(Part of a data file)
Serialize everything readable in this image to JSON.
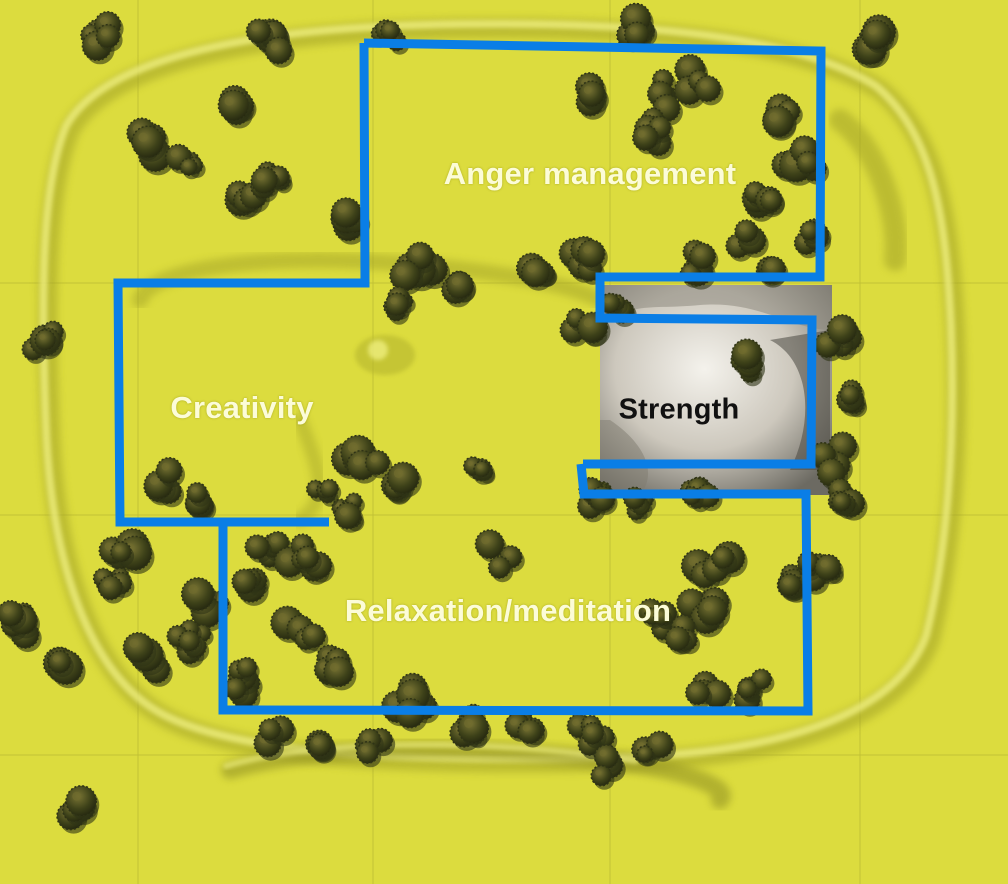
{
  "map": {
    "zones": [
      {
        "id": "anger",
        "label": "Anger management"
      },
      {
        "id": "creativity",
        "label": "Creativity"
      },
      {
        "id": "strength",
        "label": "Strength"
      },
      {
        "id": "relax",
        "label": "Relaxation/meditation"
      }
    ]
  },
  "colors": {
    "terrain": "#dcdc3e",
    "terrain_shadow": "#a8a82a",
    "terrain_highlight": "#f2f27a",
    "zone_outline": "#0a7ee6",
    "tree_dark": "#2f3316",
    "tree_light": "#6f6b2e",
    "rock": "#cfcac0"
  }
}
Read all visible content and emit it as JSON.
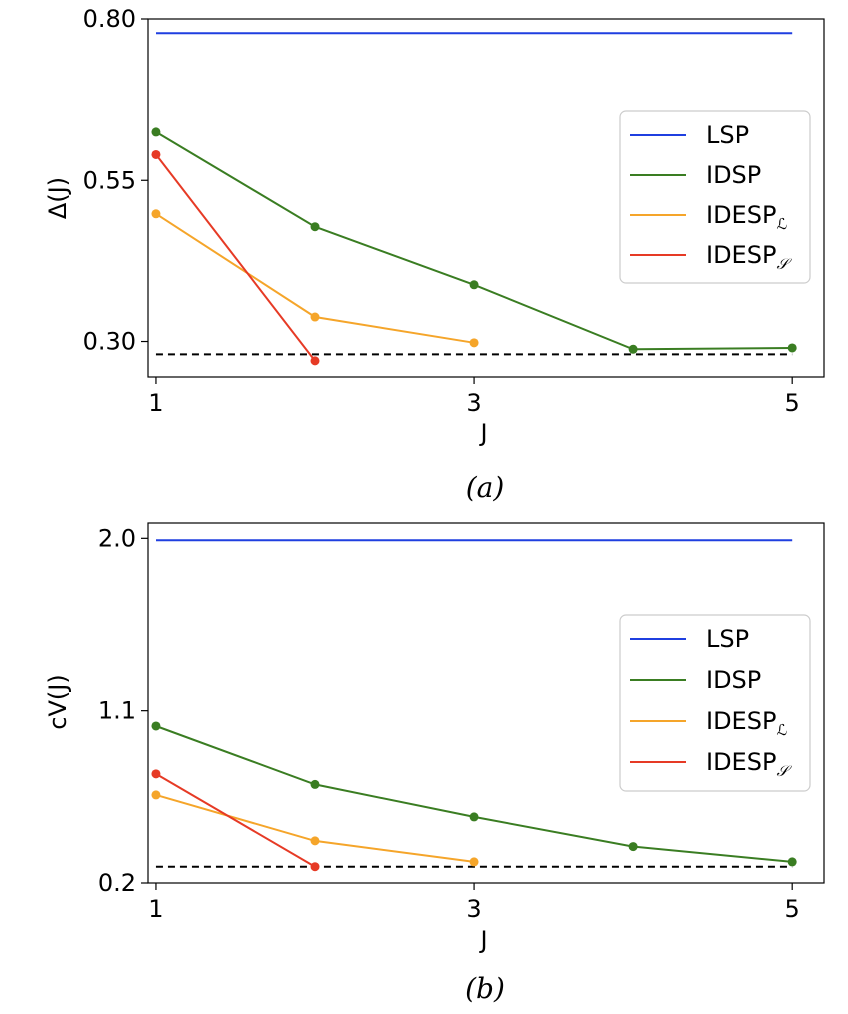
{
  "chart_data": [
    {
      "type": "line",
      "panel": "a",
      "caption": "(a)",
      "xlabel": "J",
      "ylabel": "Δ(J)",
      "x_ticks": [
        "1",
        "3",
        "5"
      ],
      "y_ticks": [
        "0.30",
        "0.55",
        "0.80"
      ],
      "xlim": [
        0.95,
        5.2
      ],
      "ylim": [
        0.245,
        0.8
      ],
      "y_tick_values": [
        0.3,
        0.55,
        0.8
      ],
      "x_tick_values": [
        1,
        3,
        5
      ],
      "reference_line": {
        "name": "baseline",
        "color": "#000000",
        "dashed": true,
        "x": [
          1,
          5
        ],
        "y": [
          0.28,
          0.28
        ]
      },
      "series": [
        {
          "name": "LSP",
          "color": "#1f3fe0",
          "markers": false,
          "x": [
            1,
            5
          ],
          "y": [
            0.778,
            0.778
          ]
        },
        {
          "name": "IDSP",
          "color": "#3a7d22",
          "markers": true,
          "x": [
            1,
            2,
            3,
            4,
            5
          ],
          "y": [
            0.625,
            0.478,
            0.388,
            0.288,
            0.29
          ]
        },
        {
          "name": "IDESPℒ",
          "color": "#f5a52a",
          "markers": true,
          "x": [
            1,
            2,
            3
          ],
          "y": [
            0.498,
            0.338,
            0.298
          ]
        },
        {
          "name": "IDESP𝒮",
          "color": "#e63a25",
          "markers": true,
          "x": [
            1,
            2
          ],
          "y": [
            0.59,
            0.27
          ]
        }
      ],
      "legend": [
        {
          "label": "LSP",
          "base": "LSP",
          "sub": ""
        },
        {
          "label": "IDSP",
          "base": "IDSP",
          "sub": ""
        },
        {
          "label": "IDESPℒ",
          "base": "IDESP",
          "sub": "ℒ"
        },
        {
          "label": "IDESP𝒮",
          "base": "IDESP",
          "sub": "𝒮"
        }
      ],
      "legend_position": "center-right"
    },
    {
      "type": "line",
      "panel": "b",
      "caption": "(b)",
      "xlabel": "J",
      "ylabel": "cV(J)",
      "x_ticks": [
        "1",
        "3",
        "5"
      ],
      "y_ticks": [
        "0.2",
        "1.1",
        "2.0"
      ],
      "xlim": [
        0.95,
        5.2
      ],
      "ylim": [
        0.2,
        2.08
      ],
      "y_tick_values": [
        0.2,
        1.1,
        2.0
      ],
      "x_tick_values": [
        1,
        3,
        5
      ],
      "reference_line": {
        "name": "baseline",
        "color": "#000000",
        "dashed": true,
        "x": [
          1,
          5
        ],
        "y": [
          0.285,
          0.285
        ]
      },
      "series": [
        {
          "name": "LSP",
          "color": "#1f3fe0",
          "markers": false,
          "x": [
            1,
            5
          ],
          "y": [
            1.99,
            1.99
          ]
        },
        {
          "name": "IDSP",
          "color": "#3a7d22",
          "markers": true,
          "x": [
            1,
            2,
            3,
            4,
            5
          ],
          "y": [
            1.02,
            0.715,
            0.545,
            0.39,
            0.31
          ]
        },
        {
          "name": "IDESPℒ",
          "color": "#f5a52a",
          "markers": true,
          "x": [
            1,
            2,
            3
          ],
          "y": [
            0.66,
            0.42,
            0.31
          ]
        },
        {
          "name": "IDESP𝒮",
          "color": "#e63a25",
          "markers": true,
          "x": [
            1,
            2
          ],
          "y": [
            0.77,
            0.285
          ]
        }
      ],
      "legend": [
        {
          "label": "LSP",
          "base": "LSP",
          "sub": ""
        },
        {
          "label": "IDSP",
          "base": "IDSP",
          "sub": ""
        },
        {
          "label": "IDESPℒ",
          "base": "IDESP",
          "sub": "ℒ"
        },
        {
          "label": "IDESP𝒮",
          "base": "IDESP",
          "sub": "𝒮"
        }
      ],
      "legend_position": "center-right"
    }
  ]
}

* Problem to work on
Leave out the pictures and give the rest of the records again exactly.

* Solution below
Serialize everything readable in this image to JSON.
{
  "map": {
    "zones": [
      {
        "id": "anger",
        "label": "Anger management"
      },
      {
        "id": "creativity",
        "label": "Creativity"
      },
      {
        "id": "strength",
        "label": "Strength"
      },
      {
        "id": "relax",
        "label": "Relaxation/meditation"
      }
    ]
  },
  "colors": {
    "terrain": "#dcdc3e",
    "terrain_shadow": "#a8a82a",
    "terrain_highlight": "#f2f27a",
    "zone_outline": "#0a7ee6",
    "tree_dark": "#2f3316",
    "tree_light": "#6f6b2e",
    "rock": "#cfcac0"
  }
}
Read all visible content and emit it as JSON.
{
  "chart_data": [
    {
      "type": "line",
      "panel": "a",
      "caption": "(a)",
      "xlabel": "J",
      "ylabel": "Δ(J)",
      "x_ticks": [
        "1",
        "3",
        "5"
      ],
      "y_ticks": [
        "0.30",
        "0.55",
        "0.80"
      ],
      "xlim": [
        0.95,
        5.2
      ],
      "ylim": [
        0.245,
        0.8
      ],
      "y_tick_values": [
        0.3,
        0.55,
        0.8
      ],
      "x_tick_values": [
        1,
        3,
        5
      ],
      "reference_line": {
        "name": "baseline",
        "color": "#000000",
        "dashed": true,
        "x": [
          1,
          5
        ],
        "y": [
          0.28,
          0.28
        ]
      },
      "series": [
        {
          "name": "LSP",
          "color": "#1f3fe0",
          "markers": false,
          "x": [
            1,
            5
          ],
          "y": [
            0.778,
            0.778
          ]
        },
        {
          "name": "IDSP",
          "color": "#3a7d22",
          "markers": true,
          "x": [
            1,
            2,
            3,
            4,
            5
          ],
          "y": [
            0.625,
            0.478,
            0.388,
            0.288,
            0.29
          ]
        },
        {
          "name": "IDESPℒ",
          "color": "#f5a52a",
          "markers": true,
          "x": [
            1,
            2,
            3
          ],
          "y": [
            0.498,
            0.338,
            0.298
          ]
        },
        {
          "name": "IDESP𝒮",
          "color": "#e63a25",
          "markers": true,
          "x": [
            1,
            2
          ],
          "y": [
            0.59,
            0.27
          ]
        }
      ],
      "legend": [
        {
          "label": "LSP",
          "base": "LSP",
          "sub": ""
        },
        {
          "label": "IDSP",
          "base": "IDSP",
          "sub": ""
        },
        {
          "label": "IDESPℒ",
          "base": "IDESP",
          "sub": "ℒ"
        },
        {
          "label": "IDESP𝒮",
          "base": "IDESP",
          "sub": "𝒮"
        }
      ],
      "legend_position": "center-right"
    },
    {
      "type": "line",
      "panel": "b",
      "caption": "(b)",
      "xlabel": "J",
      "ylabel": "cV(J)",
      "x_ticks": [
        "1",
        "3",
        "5"
      ],
      "y_ticks": [
        "0.2",
        "1.1",
        "2.0"
      ],
      "xlim": [
        0.95,
        5.2
      ],
      "ylim": [
        0.2,
        2.08
      ],
      "y_tick_values": [
        0.2,
        1.1,
        2.0
      ],
      "x_tick_values": [
        1,
        3,
        5
      ],
      "reference_line": {
        "name": "baseline",
        "color": "#000000",
        "dashed": true,
        "x": [
          1,
          5
        ],
        "y": [
          0.285,
          0.285
        ]
      },
      "series": [
        {
          "name": "LSP",
          "color": "#1f3fe0",
          "markers": false,
          "x": [
            1,
            5
          ],
          "y": [
            1.99,
            1.99
          ]
        },
        {
          "name": "IDSP",
          "color": "#3a7d22",
          "markers": true,
          "x": [
            1,
            2,
            3,
            4,
            5
          ],
          "y": [
            1.02,
            0.715,
            0.545,
            0.39,
            0.31
          ]
        },
        {
          "name": "IDESPℒ",
          "color": "#f5a52a",
          "markers": true,
          "x": [
            1,
            2,
            3
          ],
          "y": [
            0.66,
            0.42,
            0.31
          ]
        },
        {
          "name": "IDESP𝒮",
          "color": "#e63a25",
          "markers": true,
          "x": [
            1,
            2
          ],
          "y": [
            0.77,
            0.285
          ]
        }
      ],
      "legend": [
        {
          "label": "LSP",
          "base": "LSP",
          "sub": ""
        },
        {
          "label": "IDSP",
          "base": "IDSP",
          "sub": ""
        },
        {
          "label": "IDESPℒ",
          "base": "IDESP",
          "sub": "ℒ"
        },
        {
          "label": "IDESP𝒮",
          "base": "IDESP",
          "sub": "𝒮"
        }
      ],
      "legend_position": "center-right"
    }
  ]
}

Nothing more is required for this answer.